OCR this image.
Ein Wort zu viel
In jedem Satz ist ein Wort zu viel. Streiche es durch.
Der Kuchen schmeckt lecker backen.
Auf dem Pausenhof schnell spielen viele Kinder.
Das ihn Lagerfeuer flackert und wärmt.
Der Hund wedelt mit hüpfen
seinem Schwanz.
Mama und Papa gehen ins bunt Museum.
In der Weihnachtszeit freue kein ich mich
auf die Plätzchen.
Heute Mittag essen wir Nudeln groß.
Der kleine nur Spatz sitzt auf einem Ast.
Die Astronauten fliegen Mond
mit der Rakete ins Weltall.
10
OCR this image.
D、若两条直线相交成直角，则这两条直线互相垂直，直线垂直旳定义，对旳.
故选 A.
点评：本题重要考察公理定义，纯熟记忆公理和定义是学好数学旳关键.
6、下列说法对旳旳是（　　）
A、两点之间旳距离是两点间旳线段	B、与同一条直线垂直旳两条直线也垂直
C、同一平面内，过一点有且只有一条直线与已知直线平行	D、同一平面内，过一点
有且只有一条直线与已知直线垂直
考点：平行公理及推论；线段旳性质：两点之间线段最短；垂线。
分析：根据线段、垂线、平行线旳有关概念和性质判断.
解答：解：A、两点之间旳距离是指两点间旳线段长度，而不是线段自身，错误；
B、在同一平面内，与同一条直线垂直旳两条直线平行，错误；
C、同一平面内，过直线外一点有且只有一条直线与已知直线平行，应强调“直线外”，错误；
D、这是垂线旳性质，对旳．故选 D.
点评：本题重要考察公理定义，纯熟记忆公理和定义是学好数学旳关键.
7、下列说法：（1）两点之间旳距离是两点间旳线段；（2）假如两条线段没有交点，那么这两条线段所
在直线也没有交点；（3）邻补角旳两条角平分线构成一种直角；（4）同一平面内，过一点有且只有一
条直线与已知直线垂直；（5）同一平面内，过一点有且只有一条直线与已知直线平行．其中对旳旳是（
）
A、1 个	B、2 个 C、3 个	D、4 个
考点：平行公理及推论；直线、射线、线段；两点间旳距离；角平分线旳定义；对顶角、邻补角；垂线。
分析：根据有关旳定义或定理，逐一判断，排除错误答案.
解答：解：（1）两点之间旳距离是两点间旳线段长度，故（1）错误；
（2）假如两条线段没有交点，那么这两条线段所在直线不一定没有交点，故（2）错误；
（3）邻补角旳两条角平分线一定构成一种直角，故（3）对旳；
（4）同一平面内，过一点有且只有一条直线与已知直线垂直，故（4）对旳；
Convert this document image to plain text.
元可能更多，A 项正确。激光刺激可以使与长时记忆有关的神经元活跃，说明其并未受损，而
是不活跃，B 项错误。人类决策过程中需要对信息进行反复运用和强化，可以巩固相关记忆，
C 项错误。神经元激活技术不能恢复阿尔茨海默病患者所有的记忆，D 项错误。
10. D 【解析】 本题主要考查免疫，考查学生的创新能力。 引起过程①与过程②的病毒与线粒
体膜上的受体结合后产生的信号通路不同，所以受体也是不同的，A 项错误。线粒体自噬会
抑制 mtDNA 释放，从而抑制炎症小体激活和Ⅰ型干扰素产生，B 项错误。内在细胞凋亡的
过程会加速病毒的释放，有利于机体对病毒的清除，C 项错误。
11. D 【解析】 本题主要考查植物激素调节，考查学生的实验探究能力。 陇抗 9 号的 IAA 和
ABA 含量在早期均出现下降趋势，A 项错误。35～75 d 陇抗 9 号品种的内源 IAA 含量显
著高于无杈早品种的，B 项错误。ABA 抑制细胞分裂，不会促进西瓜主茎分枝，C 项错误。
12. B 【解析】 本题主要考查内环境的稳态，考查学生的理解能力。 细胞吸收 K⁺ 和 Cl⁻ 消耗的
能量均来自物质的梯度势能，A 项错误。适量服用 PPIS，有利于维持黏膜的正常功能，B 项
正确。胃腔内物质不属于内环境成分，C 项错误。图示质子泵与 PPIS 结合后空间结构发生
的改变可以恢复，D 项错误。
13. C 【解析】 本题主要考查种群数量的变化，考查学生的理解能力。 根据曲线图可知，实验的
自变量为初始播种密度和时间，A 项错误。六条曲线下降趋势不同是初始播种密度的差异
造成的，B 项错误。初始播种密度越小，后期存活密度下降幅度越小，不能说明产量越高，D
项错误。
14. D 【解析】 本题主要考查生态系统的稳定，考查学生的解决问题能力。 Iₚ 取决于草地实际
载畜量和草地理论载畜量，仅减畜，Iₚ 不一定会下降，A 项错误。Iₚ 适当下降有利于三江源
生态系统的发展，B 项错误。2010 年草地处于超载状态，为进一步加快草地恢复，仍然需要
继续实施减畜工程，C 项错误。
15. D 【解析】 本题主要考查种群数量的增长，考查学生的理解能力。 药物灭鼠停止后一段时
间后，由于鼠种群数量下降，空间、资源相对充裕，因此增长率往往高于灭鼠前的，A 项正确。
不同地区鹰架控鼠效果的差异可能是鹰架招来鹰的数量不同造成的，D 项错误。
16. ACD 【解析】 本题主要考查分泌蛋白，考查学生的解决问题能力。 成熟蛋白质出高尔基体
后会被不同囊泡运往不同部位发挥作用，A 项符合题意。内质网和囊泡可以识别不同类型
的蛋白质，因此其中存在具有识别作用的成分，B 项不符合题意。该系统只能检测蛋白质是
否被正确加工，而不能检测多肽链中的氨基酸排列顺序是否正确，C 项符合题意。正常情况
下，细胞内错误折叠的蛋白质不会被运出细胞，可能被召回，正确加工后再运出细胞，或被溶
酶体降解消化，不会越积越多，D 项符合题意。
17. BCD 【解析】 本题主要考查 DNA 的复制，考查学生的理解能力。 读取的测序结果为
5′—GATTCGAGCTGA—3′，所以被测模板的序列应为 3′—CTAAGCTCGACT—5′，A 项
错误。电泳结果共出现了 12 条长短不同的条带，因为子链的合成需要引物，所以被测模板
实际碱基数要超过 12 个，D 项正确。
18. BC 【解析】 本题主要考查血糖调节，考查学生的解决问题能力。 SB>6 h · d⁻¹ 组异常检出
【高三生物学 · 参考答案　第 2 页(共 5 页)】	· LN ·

Aim
Repeat, exactly and only, the lines above from the one containing "Convert this document image to plain text." through the end of the material.

Correct result
Convert this document image to plain text.
元可能更多，A 项正确。激光刺激可以使与长时记忆有关的神经元活跃，说明其并未受损，而
是不活跃，B 项错误。人类决策过程中需要对信息进行反复运用和强化，可以巩固相关记忆，
C 项错误。神经元激活技术不能恢复阿尔茨海默病患者所有的记忆，D 项错误。
10. D 【解析】 本题主要考查免疫，考查学生的创新能力。 引起过程①与过程②的病毒与线粒
体膜上的受体结合后产生的信号通路不同，所以受体也是不同的，A 项错误。线粒体自噬会
抑制 mtDNA 释放，从而抑制炎症小体激活和Ⅰ型干扰素产生，B 项错误。内在细胞凋亡的
过程会加速病毒的释放，有利于机体对病毒的清除，C 项错误。
11. D 【解析】 本题主要考查植物激素调节，考查学生的实验探究能力。 陇抗 9 号的 IAA 和
ABA 含量在早期均出现下降趋势，A 项错误。35～75 d 陇抗 9 号品种的内源 IAA 含量显
著高于无杈早品种的，B 项错误。ABA 抑制细胞分裂，不会促进西瓜主茎分枝，C 项错误。
12. B 【解析】 本题主要考查内环境的稳态，考查学生的理解能力。 细胞吸收 K⁺ 和 Cl⁻ 消耗的
能量均来自物质的梯度势能，A 项错误。适量服用 PPIS，有利于维持黏膜的正常功能，B 项
正确。胃腔内物质不属于内环境成分，C 项错误。图示质子泵与 PPIS 结合后空间结构发生
的改变可以恢复，D 项错误。
13. C 【解析】 本题主要考查种群数量的变化，考查学生的理解能力。 根据曲线图可知，实验的
自变量为初始播种密度和时间，A 项错误。六条曲线下降趋势不同是初始播种密度的差异
造成的，B 项错误。初始播种密度越小，后期存活密度下降幅度越小，不能说明产量越高，D
项错误。
14. D 【解析】 本题主要考查生态系统的稳定，考查学生的解决问题能力。 Iₚ 取决于草地实际
载畜量和草地理论载畜量，仅减畜，Iₚ 不一定会下降，A 项错误。Iₚ 适当下降有利于三江源
生态系统的发展，B 项错误。2010 年草地处于超载状态，为进一步加快草地恢复，仍然需要
继续实施减畜工程，C 项错误。
15. D 【解析】 本题主要考查种群数量的增长，考查学生的理解能力。 药物灭鼠停止后一段时
间后，由于鼠种群数量下降，空间、资源相对充裕，因此增长率往往高于灭鼠前的，A 项正确。
不同地区鹰架控鼠效果的差异可能是鹰架招来鹰的数量不同造成的，D 项错误。
16. ACD 【解析】 本题主要考查分泌蛋白，考查学生的解决问题能力。 成熟蛋白质出高尔基体
后会被不同囊泡运往不同部位发挥作用，A 项符合题意。内质网和囊泡可以识别不同类型
的蛋白质，因此其中存在具有识别作用的成分，B 项不符合题意。该系统只能检测蛋白质是
否被正确加工，而不能检测多肽链中的氨基酸排列顺序是否正确，C 项符合题意。正常情况
下，细胞内错误折叠的蛋白质不会被运出细胞，可能被召回，正确加工后再运出细胞，或被溶
酶体降解消化，不会越积越多，D 项符合题意。
17. BCD 【解析】 本题主要考查 DNA 的复制，考查学生的理解能力。 读取的测序结果为
5′—GATTCGAGCTGA—3′，所以被测模板的序列应为 3′—CTAAGCTCGACT—5′，A 项
错误。电泳结果共出现了 12 条长短不同的条带，因为子链的合成需要引物，所以被测模板
实际碱基数要超过 12 个，D 项正确。
18. BC 【解析】 本题主要考查血糖调节，考查学生的解决问题能力。 SB>6 h · d⁻¹ 组异常检出
【高三生物学 · 参考答案　第 2 页(共 5 页)】	· LN ·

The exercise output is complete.